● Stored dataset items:
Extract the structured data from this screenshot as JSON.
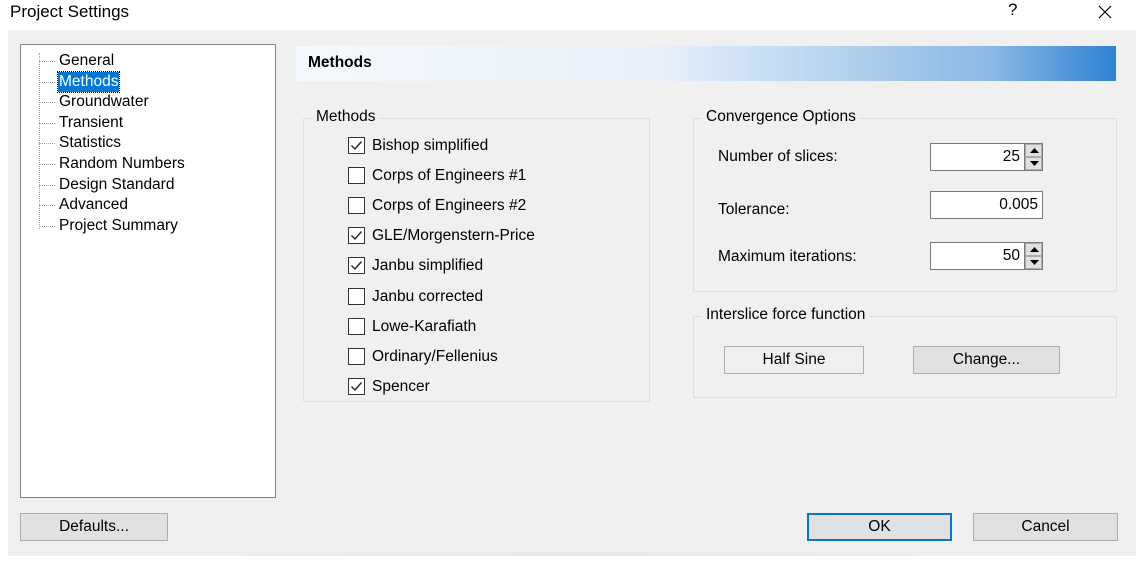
{
  "window": {
    "title": "Project Settings",
    "help_glyph": "?",
    "close_glyph": "✕"
  },
  "tree": {
    "items": [
      {
        "label": "General",
        "selected": false
      },
      {
        "label": "Methods",
        "selected": true
      },
      {
        "label": "Groundwater",
        "selected": false
      },
      {
        "label": "Transient",
        "selected": false
      },
      {
        "label": "Statistics",
        "selected": false
      },
      {
        "label": "Random Numbers",
        "selected": false
      },
      {
        "label": "Design Standard",
        "selected": false
      },
      {
        "label": "Advanced",
        "selected": false
      },
      {
        "label": "Project Summary",
        "selected": false
      }
    ]
  },
  "banner": {
    "title": "Methods"
  },
  "methods_group": {
    "title": "Methods",
    "options": [
      {
        "label": "Bishop simplified",
        "checked": true
      },
      {
        "label": "Corps of Engineers #1",
        "checked": false
      },
      {
        "label": "Corps of Engineers #2",
        "checked": false
      },
      {
        "label": "GLE/Morgenstern-Price",
        "checked": true
      },
      {
        "label": "Janbu simplified",
        "checked": true
      },
      {
        "label": "Janbu corrected",
        "checked": false
      },
      {
        "label": "Lowe-Karafiath",
        "checked": false
      },
      {
        "label": "Ordinary/Fellenius",
        "checked": false
      },
      {
        "label": "Spencer",
        "checked": true
      }
    ]
  },
  "convergence": {
    "title": "Convergence Options",
    "slices_label": "Number of slices:",
    "slices_value": "25",
    "tolerance_label": "Tolerance:",
    "tolerance_value": "0.005",
    "iterations_label": "Maximum iterations:",
    "iterations_value": "50"
  },
  "interslice": {
    "title": "Interslice force function",
    "function_value": "Half Sine",
    "change_label": "Change..."
  },
  "footer": {
    "defaults_label": "Defaults...",
    "ok_label": "OK",
    "cancel_label": "Cancel"
  },
  "colors": {
    "selection": "#0078d7",
    "banner_end": "#2f82d3",
    "dialog_bg": "#f0f0f0"
  }
}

● Short task: Omit the pictures and give the material again, exactly and in full.

● Expected answer:
Extract the structured data from this screenshot as JSON.
{
  "window": {
    "title": "Project Settings",
    "help_glyph": "?",
    "close_glyph": "✕"
  },
  "tree": {
    "items": [
      {
        "label": "General",
        "selected": false
      },
      {
        "label": "Methods",
        "selected": true
      },
      {
        "label": "Groundwater",
        "selected": false
      },
      {
        "label": "Transient",
        "selected": false
      },
      {
        "label": "Statistics",
        "selected": false
      },
      {
        "label": "Random Numbers",
        "selected": false
      },
      {
        "label": "Design Standard",
        "selected": false
      },
      {
        "label": "Advanced",
        "selected": false
      },
      {
        "label": "Project Summary",
        "selected": false
      }
    ]
  },
  "banner": {
    "title": "Methods"
  },
  "methods_group": {
    "title": "Methods",
    "options": [
      {
        "label": "Bishop simplified",
        "checked": true
      },
      {
        "label": "Corps of Engineers #1",
        "checked": false
      },
      {
        "label": "Corps of Engineers #2",
        "checked": false
      },
      {
        "label": "GLE/Morgenstern-Price",
        "checked": true
      },
      {
        "label": "Janbu simplified",
        "checked": true
      },
      {
        "label": "Janbu corrected",
        "checked": false
      },
      {
        "label": "Lowe-Karafiath",
        "checked": false
      },
      {
        "label": "Ordinary/Fellenius",
        "checked": false
      },
      {
        "label": "Spencer",
        "checked": true
      }
    ]
  },
  "convergence": {
    "title": "Convergence Options",
    "slices_label": "Number of slices:",
    "slices_value": "25",
    "tolerance_label": "Tolerance:",
    "tolerance_value": "0.005",
    "iterations_label": "Maximum iterations:",
    "iterations_value": "50"
  },
  "interslice": {
    "title": "Interslice force function",
    "function_value": "Half Sine",
    "change_label": "Change..."
  },
  "footer": {
    "defaults_label": "Defaults...",
    "ok_label": "OK",
    "cancel_label": "Cancel"
  },
  "colors": {
    "selection": "#0078d7",
    "banner_end": "#2f82d3",
    "dialog_bg": "#f0f0f0"
  }
}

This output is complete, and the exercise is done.